■ **Written exercise**:
Go through the records underneath and write each one out again exactly.

• • • • •

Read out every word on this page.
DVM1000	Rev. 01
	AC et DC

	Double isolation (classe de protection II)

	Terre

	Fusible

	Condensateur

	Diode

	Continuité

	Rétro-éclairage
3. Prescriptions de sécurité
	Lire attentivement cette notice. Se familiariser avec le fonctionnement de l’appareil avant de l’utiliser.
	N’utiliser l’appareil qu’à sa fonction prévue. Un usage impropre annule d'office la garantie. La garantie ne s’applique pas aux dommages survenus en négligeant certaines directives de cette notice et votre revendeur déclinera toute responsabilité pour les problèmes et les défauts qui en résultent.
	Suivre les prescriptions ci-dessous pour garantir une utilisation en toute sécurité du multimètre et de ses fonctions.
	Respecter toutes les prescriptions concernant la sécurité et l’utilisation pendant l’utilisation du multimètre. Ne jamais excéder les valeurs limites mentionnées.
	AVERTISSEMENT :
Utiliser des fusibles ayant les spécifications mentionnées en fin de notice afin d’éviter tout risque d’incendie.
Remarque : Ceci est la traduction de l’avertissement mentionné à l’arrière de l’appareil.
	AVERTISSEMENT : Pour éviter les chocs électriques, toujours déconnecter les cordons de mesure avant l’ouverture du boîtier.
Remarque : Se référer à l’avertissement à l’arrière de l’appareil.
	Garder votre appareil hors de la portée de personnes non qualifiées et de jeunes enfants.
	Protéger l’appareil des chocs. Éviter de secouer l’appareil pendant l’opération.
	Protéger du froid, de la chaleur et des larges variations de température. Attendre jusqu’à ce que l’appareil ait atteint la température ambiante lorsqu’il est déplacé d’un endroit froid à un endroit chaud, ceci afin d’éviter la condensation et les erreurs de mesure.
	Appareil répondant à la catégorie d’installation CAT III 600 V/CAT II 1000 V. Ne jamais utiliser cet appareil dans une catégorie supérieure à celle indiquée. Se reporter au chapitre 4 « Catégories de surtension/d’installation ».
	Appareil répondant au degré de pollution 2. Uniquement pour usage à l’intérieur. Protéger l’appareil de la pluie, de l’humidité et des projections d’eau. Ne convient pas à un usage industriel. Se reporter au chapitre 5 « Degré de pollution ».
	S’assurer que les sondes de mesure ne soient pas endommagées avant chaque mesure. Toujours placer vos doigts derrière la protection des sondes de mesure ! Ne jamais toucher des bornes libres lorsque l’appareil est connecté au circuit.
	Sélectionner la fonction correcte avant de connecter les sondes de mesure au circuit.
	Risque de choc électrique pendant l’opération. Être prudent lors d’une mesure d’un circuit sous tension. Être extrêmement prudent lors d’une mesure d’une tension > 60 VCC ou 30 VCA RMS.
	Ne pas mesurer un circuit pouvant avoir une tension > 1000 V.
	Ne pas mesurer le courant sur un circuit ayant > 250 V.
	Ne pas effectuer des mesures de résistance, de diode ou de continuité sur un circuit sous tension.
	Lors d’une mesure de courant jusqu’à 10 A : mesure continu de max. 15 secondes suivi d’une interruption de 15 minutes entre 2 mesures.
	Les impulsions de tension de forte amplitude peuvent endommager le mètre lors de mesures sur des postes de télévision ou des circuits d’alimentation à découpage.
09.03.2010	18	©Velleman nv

• • • • •

■ **Completed task**:
Read out every word on this page.
DVM1000	Rev. 01
	AC et DC

	Double isolation (classe de protection II)

	Terre

	Fusible

	Condensateur

	Diode

	Continuité

	Rétro-éclairage
3. Prescriptions de sécurité
	Lire attentivement cette notice. Se familiariser avec le fonctionnement de l’appareil avant de l’utiliser.
	N’utiliser l’appareil qu’à sa fonction prévue. Un usage impropre annule d'office la garantie. La garantie ne s’applique pas aux dommages survenus en négligeant certaines directives de cette notice et votre revendeur déclinera toute responsabilité pour les problèmes et les défauts qui en résultent.
	Suivre les prescriptions ci-dessous pour garantir une utilisation en toute sécurité du multimètre et de ses fonctions.
	Respecter toutes les prescriptions concernant la sécurité et l’utilisation pendant l’utilisation du multimètre. Ne jamais excéder les valeurs limites mentionnées.
	AVERTISSEMENT :
Utiliser des fusibles ayant les spécifications mentionnées en fin de notice afin d’éviter tout risque d’incendie.
Remarque : Ceci est la traduction de l’avertissement mentionné à l’arrière de l’appareil.
	AVERTISSEMENT : Pour éviter les chocs électriques, toujours déconnecter les cordons de mesure avant l’ouverture du boîtier.
Remarque : Se référer à l’avertissement à l’arrière de l’appareil.
	Garder votre appareil hors de la portée de personnes non qualifiées et de jeunes enfants.
	Protéger l’appareil des chocs. Éviter de secouer l’appareil pendant l’opération.
	Protéger du froid, de la chaleur et des larges variations de température. Attendre jusqu’à ce que l’appareil ait atteint la température ambiante lorsqu’il est déplacé d’un endroit froid à un endroit chaud, ceci afin d’éviter la condensation et les erreurs de mesure.
	Appareil répondant à la catégorie d’installation CAT III 600 V/CAT II 1000 V. Ne jamais utiliser cet appareil dans une catégorie supérieure à celle indiquée. Se reporter au chapitre 4 « Catégories de surtension/d’installation ».
	Appareil répondant au degré de pollution 2. Uniquement pour usage à l’intérieur. Protéger l’appareil de la pluie, de l’humidité et des projections d’eau. Ne convient pas à un usage industriel. Se reporter au chapitre 5 « Degré de pollution ».
	S’assurer que les sondes de mesure ne soient pas endommagées avant chaque mesure. Toujours placer vos doigts derrière la protection des sondes de mesure ! Ne jamais toucher des bornes libres lorsque l’appareil est connecté au circuit.
	Sélectionner la fonction correcte avant de connecter les sondes de mesure au circuit.
	Risque de choc électrique pendant l’opération. Être prudent lors d’une mesure d’un circuit sous tension. Être extrêmement prudent lors d’une mesure d’une tension > 60 VCC ou 30 VCA RMS.
	Ne pas mesurer un circuit pouvant avoir une tension > 1000 V.
	Ne pas mesurer le courant sur un circuit ayant > 250 V.
	Ne pas effectuer des mesures de résistance, de diode ou de continuité sur un circuit sous tension.
	Lors d’une mesure de courant jusqu’à 10 A : mesure continu de max. 15 secondes suivi d’une interruption de 15 minutes entre 2 mesures.
	Les impulsions de tension de forte amplitude peuvent endommager le mètre lors de mesures sur des postes de télévision ou des circuits d’alimentation à découpage.
09.03.2010	18	©Velleman nv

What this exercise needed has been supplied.